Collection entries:

══════════

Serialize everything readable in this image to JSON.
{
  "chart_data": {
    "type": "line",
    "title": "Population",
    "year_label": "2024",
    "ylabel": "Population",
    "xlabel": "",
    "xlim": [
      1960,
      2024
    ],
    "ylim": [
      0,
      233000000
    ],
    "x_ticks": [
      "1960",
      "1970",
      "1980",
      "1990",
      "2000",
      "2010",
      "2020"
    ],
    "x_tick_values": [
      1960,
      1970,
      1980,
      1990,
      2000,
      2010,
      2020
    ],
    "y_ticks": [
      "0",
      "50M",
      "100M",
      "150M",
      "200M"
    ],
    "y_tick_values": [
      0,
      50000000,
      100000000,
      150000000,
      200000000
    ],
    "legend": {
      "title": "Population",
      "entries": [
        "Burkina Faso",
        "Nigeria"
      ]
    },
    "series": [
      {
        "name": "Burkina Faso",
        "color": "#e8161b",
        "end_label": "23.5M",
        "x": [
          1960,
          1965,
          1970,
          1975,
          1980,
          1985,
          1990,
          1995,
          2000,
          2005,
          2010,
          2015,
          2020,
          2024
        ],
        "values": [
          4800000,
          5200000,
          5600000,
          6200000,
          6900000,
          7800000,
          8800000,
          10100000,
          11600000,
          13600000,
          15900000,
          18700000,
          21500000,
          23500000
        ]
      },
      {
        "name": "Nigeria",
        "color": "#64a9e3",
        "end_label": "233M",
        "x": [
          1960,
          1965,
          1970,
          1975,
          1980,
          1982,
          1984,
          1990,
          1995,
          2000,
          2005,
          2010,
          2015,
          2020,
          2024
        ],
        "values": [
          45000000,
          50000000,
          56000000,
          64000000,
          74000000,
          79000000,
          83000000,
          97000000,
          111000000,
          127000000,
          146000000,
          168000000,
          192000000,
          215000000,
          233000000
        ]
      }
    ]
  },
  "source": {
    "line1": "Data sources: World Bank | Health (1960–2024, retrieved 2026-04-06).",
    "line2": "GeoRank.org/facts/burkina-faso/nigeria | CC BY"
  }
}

══════════

CHALLENGE: Take the entries above and copy them out exactly.

RESULT FOR THIS TASK:
Serialize everything readable in this image to JSON.
{
  "chart_data": {
    "type": "line",
    "title": "Population",
    "year_label": "2024",
    "ylabel": "Population",
    "xlabel": "",
    "xlim": [
      1960,
      2024
    ],
    "ylim": [
      0,
      233000000
    ],
    "x_ticks": [
      "1960",
      "1970",
      "1980",
      "1990",
      "2000",
      "2010",
      "2020"
    ],
    "x_tick_values": [
      1960,
      1970,
      1980,
      1990,
      2000,
      2010,
      2020
    ],
    "y_ticks": [
      "0",
      "50M",
      "100M",
      "150M",
      "200M"
    ],
    "y_tick_values": [
      0,
      50000000,
      100000000,
      150000000,
      200000000
    ],
    "legend": {
      "title": "Population",
      "entries": [
        "Burkina Faso",
        "Nigeria"
      ]
    },
    "series": [
      {
        "name": "Burkina Faso",
        "color": "#e8161b",
        "end_label": "23.5M",
        "x": [
          1960,
          1965,
          1970,
          1975,
          1980,
          1985,
          1990,
          1995,
          2000,
          2005,
          2010,
          2015,
          2020,
          2024
        ],
        "values": [
          4800000,
          5200000,
          5600000,
          6200000,
          6900000,
          7800000,
          8800000,
          10100000,
          11600000,
          13600000,
          15900000,
          18700000,
          21500000,
          23500000
        ]
      },
      {
        "name": "Nigeria",
        "color": "#64a9e3",
        "end_label": "233M",
        "x": [
          1960,
          1965,
          1970,
          1975,
          1980,
          1982,
          1984,
          1990,
          1995,
          2000,
          2005,
          2010,
          2015,
          2020,
          2024
        ],
        "values": [
          45000000,
          50000000,
          56000000,
          64000000,
          74000000,
          79000000,
          83000000,
          97000000,
          111000000,
          127000000,
          146000000,
          168000000,
          192000000,
          215000000,
          233000000
        ]
      }
    ]
  },
  "source": {
    "line1": "Data sources: World Bank | Health (1960–2024, retrieved 2026-04-06).",
    "line2": "GeoRank.org/facts/burkina-faso/nigeria | CC BY"
  }
}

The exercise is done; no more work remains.